(Stored data)
========================================
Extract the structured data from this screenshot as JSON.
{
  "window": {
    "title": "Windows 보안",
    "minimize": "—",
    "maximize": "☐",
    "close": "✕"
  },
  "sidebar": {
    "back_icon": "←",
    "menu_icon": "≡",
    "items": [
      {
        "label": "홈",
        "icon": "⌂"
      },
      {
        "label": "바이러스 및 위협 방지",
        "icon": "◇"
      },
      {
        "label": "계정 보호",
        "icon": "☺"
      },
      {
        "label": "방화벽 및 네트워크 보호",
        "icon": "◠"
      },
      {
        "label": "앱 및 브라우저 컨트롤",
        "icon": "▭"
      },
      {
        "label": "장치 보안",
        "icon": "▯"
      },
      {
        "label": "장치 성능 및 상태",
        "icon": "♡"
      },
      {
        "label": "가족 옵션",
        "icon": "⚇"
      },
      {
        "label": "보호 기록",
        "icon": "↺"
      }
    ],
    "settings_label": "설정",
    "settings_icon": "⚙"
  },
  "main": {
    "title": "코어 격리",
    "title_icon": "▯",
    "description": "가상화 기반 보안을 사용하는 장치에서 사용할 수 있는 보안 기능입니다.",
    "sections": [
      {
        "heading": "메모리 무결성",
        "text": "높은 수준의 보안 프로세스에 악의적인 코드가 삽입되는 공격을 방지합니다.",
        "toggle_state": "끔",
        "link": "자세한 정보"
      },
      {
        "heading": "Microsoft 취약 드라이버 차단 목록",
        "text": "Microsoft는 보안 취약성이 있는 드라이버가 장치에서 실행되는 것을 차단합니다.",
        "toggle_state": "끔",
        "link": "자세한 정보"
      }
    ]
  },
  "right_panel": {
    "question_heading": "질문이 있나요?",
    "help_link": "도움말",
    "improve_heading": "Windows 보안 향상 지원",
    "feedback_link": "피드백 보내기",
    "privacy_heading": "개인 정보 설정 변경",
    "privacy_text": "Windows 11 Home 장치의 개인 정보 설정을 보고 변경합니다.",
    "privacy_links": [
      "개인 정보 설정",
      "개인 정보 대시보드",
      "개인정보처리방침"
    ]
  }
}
========================================
* The task *
Copy out every line in the entries above that holds "장치에서".

* Result of this task *
    "description": "가상화 기반 보안을 사용하는 장치에서 사용할 수 있는 보안 기능입니다.",
        "text": "Microsoft는 보안 취약성이 있는 드라이버가 장치에서 실행되는 것을 차단합니다.",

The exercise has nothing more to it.